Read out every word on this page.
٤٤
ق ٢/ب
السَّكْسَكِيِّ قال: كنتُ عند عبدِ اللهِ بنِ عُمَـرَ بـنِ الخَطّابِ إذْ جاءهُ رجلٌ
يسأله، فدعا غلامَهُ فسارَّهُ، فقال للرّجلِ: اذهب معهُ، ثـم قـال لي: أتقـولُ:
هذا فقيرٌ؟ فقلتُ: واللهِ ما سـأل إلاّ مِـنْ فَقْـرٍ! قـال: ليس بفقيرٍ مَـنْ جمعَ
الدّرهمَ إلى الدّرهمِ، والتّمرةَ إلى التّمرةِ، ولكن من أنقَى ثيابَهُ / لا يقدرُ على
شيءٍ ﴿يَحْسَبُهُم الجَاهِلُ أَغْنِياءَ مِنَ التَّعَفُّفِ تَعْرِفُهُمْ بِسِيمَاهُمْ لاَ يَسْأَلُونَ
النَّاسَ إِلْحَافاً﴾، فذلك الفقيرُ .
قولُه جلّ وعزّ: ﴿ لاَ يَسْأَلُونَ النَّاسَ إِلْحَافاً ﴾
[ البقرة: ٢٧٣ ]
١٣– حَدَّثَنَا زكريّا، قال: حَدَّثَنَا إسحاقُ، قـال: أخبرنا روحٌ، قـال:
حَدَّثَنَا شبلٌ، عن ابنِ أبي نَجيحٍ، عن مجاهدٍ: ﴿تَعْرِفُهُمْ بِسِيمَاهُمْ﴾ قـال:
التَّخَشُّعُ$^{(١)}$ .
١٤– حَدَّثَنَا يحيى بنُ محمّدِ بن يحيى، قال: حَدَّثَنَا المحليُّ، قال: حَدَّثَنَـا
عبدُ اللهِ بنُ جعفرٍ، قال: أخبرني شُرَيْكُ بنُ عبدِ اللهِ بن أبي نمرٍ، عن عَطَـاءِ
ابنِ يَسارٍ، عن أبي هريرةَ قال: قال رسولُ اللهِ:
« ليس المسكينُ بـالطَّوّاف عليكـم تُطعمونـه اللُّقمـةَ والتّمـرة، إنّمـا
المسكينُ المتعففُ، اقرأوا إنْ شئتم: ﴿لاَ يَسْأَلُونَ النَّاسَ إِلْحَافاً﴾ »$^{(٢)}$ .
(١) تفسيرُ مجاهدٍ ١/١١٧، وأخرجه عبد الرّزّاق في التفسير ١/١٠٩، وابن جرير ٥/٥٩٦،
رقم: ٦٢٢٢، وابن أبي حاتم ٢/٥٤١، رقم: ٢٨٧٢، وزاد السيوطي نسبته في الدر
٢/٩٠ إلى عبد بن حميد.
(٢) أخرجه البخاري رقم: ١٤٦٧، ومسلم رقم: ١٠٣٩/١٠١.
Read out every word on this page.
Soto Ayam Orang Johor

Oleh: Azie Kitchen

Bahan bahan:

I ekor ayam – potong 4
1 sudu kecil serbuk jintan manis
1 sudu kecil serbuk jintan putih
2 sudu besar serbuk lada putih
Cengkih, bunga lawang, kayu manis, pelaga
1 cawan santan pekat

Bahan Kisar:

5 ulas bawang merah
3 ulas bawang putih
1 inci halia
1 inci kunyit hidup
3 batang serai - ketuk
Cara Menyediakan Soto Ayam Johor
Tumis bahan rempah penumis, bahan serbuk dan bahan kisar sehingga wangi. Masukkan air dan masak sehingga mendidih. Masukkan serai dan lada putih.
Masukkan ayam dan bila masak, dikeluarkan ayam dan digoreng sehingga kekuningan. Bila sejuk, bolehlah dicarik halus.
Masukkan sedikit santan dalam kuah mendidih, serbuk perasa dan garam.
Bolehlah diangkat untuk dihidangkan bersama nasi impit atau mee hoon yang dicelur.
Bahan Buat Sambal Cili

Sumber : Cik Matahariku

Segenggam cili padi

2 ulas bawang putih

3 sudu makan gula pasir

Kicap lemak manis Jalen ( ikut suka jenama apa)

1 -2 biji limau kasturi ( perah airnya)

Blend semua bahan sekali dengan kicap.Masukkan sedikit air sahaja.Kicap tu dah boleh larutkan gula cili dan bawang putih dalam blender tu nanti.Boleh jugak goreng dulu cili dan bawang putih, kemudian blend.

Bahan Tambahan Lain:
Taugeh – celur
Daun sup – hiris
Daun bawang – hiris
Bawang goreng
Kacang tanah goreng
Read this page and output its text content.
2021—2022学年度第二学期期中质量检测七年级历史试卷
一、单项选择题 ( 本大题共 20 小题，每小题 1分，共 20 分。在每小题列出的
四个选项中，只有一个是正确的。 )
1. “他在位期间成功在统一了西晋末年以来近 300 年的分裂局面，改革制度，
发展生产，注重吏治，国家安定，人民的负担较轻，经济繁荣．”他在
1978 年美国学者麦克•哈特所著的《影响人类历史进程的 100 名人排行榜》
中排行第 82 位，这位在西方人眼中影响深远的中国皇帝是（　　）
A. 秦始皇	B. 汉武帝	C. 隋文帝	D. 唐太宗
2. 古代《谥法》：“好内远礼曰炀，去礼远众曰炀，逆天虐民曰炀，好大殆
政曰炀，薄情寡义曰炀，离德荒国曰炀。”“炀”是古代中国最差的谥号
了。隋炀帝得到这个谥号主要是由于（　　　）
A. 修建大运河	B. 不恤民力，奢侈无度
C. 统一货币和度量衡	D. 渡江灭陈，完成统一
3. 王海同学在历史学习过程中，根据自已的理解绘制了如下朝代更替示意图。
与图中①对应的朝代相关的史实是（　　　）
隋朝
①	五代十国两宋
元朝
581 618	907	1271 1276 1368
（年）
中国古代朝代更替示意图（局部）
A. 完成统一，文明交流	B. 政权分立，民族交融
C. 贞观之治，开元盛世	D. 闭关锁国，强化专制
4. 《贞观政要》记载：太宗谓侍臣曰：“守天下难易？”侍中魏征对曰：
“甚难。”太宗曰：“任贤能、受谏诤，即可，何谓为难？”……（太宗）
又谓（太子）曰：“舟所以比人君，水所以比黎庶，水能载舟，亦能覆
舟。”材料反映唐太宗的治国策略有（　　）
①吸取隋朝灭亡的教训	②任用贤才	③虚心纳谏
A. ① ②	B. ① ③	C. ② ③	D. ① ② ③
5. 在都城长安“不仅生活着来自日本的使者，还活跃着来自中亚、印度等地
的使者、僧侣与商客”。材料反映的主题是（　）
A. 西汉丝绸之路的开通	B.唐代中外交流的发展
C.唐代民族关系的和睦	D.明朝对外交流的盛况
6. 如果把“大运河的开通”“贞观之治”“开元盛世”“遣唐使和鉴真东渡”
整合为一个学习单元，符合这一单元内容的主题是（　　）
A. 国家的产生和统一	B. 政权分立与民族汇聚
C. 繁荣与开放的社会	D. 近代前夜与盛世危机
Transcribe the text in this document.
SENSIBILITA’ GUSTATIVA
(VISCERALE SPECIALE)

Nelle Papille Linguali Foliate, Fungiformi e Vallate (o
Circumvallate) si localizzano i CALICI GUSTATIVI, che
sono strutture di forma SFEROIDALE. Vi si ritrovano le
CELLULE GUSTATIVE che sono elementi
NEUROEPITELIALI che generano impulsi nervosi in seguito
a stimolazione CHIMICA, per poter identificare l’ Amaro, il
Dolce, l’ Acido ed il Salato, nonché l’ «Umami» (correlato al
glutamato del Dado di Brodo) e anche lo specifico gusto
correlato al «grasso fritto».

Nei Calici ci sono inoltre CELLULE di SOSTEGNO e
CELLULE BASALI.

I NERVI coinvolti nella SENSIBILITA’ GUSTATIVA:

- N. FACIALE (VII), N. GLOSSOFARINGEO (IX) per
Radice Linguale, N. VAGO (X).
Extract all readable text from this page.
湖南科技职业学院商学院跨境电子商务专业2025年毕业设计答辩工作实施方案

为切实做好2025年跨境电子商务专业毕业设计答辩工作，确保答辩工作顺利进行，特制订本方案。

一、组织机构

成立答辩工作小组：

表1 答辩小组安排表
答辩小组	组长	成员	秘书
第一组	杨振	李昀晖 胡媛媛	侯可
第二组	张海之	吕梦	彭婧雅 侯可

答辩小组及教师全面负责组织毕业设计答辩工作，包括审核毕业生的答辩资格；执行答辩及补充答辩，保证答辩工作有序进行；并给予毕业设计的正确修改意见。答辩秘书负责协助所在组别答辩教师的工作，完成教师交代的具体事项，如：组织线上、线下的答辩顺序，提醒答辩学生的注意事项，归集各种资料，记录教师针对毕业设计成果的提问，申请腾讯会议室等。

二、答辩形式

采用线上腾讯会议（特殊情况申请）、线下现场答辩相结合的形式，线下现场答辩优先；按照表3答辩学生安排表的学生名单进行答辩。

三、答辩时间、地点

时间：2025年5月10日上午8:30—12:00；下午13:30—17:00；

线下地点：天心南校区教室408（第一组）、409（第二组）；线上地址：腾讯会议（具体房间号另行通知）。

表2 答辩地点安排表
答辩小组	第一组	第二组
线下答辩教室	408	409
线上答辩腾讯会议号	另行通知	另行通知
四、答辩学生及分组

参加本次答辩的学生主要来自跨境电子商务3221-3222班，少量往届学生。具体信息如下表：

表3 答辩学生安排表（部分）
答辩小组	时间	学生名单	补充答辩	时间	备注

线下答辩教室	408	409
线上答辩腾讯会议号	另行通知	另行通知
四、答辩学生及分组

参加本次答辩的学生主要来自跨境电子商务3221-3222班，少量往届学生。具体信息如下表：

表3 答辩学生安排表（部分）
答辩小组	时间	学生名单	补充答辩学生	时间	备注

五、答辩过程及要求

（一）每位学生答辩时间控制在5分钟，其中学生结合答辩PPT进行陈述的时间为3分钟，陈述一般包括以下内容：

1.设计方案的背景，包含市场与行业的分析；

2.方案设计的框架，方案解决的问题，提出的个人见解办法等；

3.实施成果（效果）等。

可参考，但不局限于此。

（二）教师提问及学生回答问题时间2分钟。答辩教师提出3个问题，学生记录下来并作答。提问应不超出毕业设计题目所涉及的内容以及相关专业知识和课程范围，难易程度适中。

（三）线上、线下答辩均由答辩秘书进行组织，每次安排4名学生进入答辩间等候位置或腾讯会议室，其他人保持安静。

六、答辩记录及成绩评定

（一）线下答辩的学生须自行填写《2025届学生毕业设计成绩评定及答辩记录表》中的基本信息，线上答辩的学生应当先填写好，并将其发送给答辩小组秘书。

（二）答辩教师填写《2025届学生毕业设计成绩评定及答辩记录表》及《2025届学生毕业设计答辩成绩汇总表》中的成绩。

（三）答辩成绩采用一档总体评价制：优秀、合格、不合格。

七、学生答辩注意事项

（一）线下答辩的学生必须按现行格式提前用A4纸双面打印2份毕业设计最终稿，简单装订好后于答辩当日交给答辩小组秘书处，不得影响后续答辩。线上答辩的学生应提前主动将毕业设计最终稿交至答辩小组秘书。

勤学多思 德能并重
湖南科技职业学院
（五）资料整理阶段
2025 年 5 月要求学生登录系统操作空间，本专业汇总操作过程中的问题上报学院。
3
┄┄┄┄┄┄┄┄┄┄
*What to do*: Copy all lines from the listing that contain "masak".

*Result of the exercise*:
Tumis bahan rempah penumis, bahan serbuk dan bahan kisar sehingga wangi. Masukkan air dan masak sehingga mendidih. Masukkan serai dan lada putih.
Masukkan ayam dan bila masak, dikeluarkan ayam dan digoreng sehingga kekuningan. Bila sejuk, bolehlah dicarik halus.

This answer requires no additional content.